> [Written request]
Each entry below must be repeated word for word.

> [Entries supplied]

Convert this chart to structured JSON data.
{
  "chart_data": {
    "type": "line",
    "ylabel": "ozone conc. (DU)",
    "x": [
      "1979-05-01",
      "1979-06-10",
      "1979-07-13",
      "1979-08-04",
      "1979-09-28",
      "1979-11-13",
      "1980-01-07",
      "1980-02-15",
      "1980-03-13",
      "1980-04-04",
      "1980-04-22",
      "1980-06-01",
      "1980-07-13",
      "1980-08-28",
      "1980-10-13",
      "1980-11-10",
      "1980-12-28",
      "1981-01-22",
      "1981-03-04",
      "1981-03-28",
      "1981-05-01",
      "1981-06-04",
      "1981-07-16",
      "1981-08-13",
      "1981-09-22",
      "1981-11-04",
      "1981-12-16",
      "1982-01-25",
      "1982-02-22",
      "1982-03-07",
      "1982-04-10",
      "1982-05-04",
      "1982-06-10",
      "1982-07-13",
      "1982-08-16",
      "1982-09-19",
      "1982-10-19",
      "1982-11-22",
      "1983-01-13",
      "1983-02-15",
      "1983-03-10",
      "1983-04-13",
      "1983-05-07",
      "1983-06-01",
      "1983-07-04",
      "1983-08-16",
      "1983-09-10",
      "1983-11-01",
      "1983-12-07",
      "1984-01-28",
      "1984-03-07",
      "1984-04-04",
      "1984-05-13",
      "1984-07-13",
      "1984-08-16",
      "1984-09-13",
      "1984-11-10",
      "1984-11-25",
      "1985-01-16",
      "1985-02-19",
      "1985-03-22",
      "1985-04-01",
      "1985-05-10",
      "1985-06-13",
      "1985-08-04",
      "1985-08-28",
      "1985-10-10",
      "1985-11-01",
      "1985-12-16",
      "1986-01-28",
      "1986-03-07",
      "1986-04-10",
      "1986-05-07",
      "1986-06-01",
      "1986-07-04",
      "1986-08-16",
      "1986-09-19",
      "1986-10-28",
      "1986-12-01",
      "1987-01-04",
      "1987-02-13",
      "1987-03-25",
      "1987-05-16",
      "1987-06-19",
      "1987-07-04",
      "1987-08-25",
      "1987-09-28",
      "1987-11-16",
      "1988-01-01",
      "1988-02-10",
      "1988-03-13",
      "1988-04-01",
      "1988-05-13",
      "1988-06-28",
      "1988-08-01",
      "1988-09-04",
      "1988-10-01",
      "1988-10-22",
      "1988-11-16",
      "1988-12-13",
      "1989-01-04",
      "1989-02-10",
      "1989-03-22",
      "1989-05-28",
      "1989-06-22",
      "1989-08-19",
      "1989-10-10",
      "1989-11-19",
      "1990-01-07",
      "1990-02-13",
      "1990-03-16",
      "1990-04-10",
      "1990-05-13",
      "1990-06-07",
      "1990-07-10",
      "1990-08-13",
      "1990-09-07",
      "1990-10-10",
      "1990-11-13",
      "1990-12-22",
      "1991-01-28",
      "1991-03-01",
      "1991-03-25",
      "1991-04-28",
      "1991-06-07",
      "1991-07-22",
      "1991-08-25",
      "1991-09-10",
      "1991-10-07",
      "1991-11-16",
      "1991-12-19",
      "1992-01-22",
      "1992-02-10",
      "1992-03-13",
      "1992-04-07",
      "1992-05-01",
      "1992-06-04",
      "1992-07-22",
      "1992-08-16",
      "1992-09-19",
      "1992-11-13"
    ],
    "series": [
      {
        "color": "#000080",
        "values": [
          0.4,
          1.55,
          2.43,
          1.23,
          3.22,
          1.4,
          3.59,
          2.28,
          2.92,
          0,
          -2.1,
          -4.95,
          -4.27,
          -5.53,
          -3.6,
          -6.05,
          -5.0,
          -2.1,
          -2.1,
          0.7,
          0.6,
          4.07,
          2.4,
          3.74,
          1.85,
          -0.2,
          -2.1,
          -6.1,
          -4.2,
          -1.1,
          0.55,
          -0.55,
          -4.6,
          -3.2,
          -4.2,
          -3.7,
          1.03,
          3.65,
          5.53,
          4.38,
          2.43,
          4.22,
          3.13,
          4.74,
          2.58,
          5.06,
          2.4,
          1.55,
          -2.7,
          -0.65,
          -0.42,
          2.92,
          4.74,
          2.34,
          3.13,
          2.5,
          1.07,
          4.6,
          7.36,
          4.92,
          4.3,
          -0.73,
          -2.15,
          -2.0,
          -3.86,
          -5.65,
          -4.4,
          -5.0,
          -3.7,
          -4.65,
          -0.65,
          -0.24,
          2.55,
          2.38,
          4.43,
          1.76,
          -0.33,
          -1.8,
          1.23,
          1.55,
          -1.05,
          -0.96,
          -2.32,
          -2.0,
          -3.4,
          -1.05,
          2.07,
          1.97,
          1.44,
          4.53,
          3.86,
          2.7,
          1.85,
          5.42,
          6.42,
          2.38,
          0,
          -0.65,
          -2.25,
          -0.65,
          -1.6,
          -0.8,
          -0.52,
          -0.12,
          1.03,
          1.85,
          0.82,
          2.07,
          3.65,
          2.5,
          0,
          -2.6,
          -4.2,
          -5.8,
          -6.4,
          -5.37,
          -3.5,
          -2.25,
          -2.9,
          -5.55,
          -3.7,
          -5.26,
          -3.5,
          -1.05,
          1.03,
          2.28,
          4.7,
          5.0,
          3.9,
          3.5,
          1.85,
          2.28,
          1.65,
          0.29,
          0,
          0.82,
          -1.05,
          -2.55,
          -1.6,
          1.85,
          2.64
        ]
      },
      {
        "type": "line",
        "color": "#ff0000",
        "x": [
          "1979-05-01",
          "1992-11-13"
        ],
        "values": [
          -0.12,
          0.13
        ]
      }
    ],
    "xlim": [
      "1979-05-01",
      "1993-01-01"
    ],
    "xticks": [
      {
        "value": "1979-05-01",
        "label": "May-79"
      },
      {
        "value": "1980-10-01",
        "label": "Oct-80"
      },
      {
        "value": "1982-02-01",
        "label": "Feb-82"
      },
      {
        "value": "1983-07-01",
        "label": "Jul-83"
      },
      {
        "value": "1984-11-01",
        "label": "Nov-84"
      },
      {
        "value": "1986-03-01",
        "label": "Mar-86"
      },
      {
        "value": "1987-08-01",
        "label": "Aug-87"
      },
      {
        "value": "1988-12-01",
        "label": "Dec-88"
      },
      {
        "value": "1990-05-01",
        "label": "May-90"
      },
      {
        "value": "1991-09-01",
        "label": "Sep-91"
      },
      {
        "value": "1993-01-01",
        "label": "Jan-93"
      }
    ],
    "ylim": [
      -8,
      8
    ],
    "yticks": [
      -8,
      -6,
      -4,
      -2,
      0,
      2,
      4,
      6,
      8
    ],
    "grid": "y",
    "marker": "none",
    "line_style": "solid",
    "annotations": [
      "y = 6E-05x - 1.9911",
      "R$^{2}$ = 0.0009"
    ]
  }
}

> [Reply]
Convert this chart to structured JSON data.
{
  "chart_data": {
    "type": "line",
    "ylabel": "ozone conc. (DU)",
    "x": [
      "1979-05-01",
      "1979-06-10",
      "1979-07-13",
      "1979-08-04",
      "1979-09-28",
      "1979-11-13",
      "1980-01-07",
      "1980-02-15",
      "1980-03-13",
      "1980-04-04",
      "1980-04-22",
      "1980-06-01",
      "1980-07-13",
      "1980-08-28",
      "1980-10-13",
      "1980-11-10",
      "1980-12-28",
      "1981-01-22",
      "1981-03-04",
      "1981-03-28",
      "1981-05-01",
      "1981-06-04",
      "1981-07-16",
      "1981-08-13",
      "1981-09-22",
      "1981-11-04",
      "1981-12-16",
      "1982-01-25",
      "1982-02-22",
      "1982-03-07",
      "1982-04-10",
      "1982-05-04",
      "1982-06-10",
      "1982-07-13",
      "1982-08-16",
      "1982-09-19",
      "1982-10-19",
      "1982-11-22",
      "1983-01-13",
      "1983-02-15",
      "1983-03-10",
      "1983-04-13",
      "1983-05-07",
      "1983-06-01",
      "1983-07-04",
      "1983-08-16",
      "1983-09-10",
      "1983-11-01",
      "1983-12-07",
      "1984-01-28",
      "1984-03-07",
      "1984-04-04",
      "1984-05-13",
      "1984-07-13",
      "1984-08-16",
      "1984-09-13",
      "1984-11-10",
      "1984-11-25",
      "1985-01-16",
      "1985-02-19",
      "1985-03-22",
      "1985-04-01",
      "1985-05-10",
      "1985-06-13",
      "1985-08-04",
      "1985-08-28",
      "1985-10-10",
      "1985-11-01",
      "1985-12-16",
      "1986-01-28",
      "1986-03-07",
      "1986-04-10",
      "1986-05-07",
      "1986-06-01",
      "1986-07-04",
      "1986-08-16",
      "1986-09-19",
      "1986-10-28",
      "1986-12-01",
      "1987-01-04",
      "1987-02-13",
      "1987-03-25",
      "1987-05-16",
      "1987-06-19",
      "1987-07-04",
      "1987-08-25",
      "1987-09-28",
      "1987-11-16",
      "1988-01-01",
      "1988-02-10",
      "1988-03-13",
      "1988-04-01",
      "1988-05-13",
      "1988-06-28",
      "1988-08-01",
      "1988-09-04",
      "1988-10-01",
      "1988-10-22",
      "1988-11-16",
      "1988-12-13",
      "1989-01-04",
      "1989-02-10",
      "1989-03-22",
      "1989-05-28",
      "1989-06-22",
      "1989-08-19",
      "1989-10-10",
      "1989-11-19",
      "1990-01-07",
      "1990-02-13",
      "1990-03-16",
      "1990-04-10",
      "1990-05-13",
      "1990-06-07",
      "1990-07-10",
      "1990-08-13",
      "1990-09-07",
      "1990-10-10",
      "1990-11-13",
      "1990-12-22",
      "1991-01-28",
      "1991-03-01",
      "1991-03-25",
      "1991-04-28",
      "1991-06-07",
      "1991-07-22",
      "1991-08-25",
      "1991-09-10",
      "1991-10-07",
      "1991-11-16",
      "1991-12-19",
      "1992-01-22",
      "1992-02-10",
      "1992-03-13",
      "1992-04-07",
      "1992-05-01",
      "1992-06-04",
      "1992-07-22",
      "1992-08-16",
      "1992-09-19",
      "1992-11-13"
    ],
    "series": [
      {
        "color": "#000080",
        "values": [
          0.4,
          1.55,
          2.43,
          1.23,
          3.22,
          1.4,
          3.59,
          2.28,
          2.92,
          0,
          -2.1,
          -4.95,
          -4.27,
          -5.53,
          -3.6,
          -6.05,
          -5.0,
          -2.1,
          -2.1,
          0.7,
          0.6,
          4.07,
          2.4,
          3.74,
          1.85,
          -0.2,
          -2.1,
          -6.1,
          -4.2,
          -1.1,
          0.55,
          -0.55,
          -4.6,
          -3.2,
          -4.2,
          -3.7,
          1.03,
          3.65,
          5.53,
          4.38,
          2.43,
          4.22,
          3.13,
          4.74,
          2.58,
          5.06,
          2.4,
          1.55,
          -2.7,
          -0.65,
          -0.42,
          2.92,
          4.74,
          2.34,
          3.13,
          2.5,
          1.07,
          4.6,
          7.36,
          4.92,
          4.3,
          -0.73,
          -2.15,
          -2.0,
          -3.86,
          -5.65,
          -4.4,
          -5.0,
          -3.7,
          -4.65,
          -0.65,
          -0.24,
          2.55,
          2.38,
          4.43,
          1.76,
          -0.33,
          -1.8,
          1.23,
          1.55,
          -1.05,
          -0.96,
          -2.32,
          -2.0,
          -3.4,
          -1.05,
          2.07,
          1.97,
          1.44,
          4.53,
          3.86,
          2.7,
          1.85,
          5.42,
          6.42,
          2.38,
          0,
          -0.65,
          -2.25,
          -0.65,
          -1.6,
          -0.8,
          -0.52,
          -0.12,
          1.03,
          1.85,
          0.82,
          2.07,
          3.65,
          2.5,
          0,
          -2.6,
          -4.2,
          -5.8,
          -6.4,
          -5.37,
          -3.5,
          -2.25,
          -2.9,
          -5.55,
          -3.7,
          -5.26,
          -3.5,
          -1.05,
          1.03,
          2.28,
          4.7,
          5.0,
          3.9,
          3.5,
          1.85,
          2.28,
          1.65,
          0.29,
          0,
          0.82,
          -1.05,
          -2.55,
          -1.6,
          1.85,
          2.64
        ]
      },
      {
        "type": "line",
        "color": "#ff0000",
        "x": [
          "1979-05-01",
          "1992-11-13"
        ],
        "values": [
          -0.12,
          0.13
        ]
      }
    ],
    "xlim": [
      "1979-05-01",
      "1993-01-01"
    ],
    "xticks": [
      {
        "value": "1979-05-01",
        "label": "May-79"
      },
      {
        "value": "1980-10-01",
        "label": "Oct-80"
      },
      {
        "value": "1982-02-01",
        "label": "Feb-82"
      },
      {
        "value": "1983-07-01",
        "label": "Jul-83"
      },
      {
        "value": "1984-11-01",
        "label": "Nov-84"
      },
      {
        "value": "1986-03-01",
        "label": "Mar-86"
      },
      {
        "value": "1987-08-01",
        "label": "Aug-87"
      },
      {
        "value": "1988-12-01",
        "label": "Dec-88"
      },
      {
        "value": "1990-05-01",
        "label": "May-90"
      },
      {
        "value": "1991-09-01",
        "label": "Sep-91"
      },
      {
        "value": "1993-01-01",
        "label": "Jan-93"
      }
    ],
    "ylim": [
      -8,
      8
    ],
    "yticks": [
      -8,
      -6,
      -4,
      -2,
      0,
      2,
      4,
      6,
      8
    ],
    "grid": "y",
    "marker": "none",
    "line_style": "solid",
    "annotations": [
      "y = 6E-05x - 1.9911",
      "R$^{2}$ = 0.0009"
    ]
  }
}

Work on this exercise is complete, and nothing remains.